DIRECTIONS FOR THIS TASK » From the entries below, count the lines with "Calm". Write only the count.

Extracted records »
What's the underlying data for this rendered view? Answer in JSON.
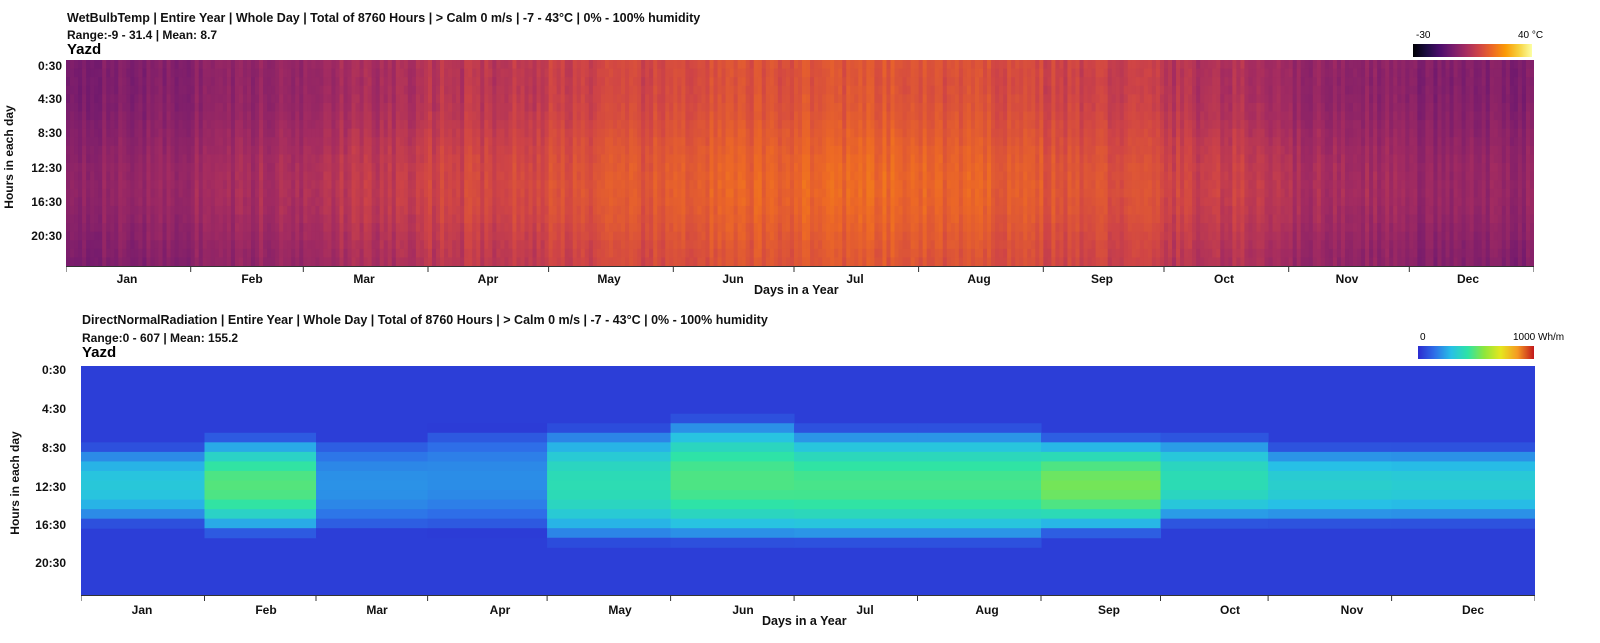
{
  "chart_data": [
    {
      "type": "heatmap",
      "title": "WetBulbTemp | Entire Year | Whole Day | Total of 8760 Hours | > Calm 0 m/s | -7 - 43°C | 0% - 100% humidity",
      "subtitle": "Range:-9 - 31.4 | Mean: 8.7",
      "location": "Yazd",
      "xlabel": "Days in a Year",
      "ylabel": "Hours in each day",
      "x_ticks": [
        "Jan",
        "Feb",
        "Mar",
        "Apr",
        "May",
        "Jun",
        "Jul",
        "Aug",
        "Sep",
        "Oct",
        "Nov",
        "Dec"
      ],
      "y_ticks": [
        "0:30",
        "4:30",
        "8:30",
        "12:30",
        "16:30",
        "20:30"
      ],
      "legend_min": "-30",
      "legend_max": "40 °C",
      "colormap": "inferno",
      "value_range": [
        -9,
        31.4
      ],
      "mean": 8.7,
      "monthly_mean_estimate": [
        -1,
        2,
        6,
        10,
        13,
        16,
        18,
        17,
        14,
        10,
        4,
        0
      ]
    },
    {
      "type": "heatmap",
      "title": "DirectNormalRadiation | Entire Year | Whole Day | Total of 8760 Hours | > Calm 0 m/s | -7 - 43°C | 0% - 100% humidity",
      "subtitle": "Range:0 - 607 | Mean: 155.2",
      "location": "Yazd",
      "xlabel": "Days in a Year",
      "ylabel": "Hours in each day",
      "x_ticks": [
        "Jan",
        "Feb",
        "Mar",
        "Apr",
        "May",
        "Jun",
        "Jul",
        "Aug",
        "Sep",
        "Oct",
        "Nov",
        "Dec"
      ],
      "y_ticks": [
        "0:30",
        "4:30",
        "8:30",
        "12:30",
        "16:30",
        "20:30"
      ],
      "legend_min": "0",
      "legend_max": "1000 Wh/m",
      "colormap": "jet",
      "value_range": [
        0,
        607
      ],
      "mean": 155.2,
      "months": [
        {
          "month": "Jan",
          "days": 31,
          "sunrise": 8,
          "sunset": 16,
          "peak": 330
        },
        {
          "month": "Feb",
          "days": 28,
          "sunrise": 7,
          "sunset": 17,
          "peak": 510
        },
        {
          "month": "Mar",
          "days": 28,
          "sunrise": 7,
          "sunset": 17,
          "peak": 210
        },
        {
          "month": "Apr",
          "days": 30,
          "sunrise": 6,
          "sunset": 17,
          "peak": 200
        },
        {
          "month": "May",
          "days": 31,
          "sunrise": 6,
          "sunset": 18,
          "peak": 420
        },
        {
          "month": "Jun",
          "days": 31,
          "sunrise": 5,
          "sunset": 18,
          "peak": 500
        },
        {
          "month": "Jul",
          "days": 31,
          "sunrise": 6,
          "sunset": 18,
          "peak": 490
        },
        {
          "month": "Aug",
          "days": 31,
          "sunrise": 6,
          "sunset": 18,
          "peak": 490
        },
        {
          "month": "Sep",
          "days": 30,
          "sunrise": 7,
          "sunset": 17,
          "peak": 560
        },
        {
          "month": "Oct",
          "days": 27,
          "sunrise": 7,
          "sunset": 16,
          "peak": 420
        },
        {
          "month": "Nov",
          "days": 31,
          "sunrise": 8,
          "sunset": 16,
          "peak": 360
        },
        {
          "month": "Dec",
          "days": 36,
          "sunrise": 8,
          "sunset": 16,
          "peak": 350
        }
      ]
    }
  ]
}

ANSWER TO THIS EXERCISE » 2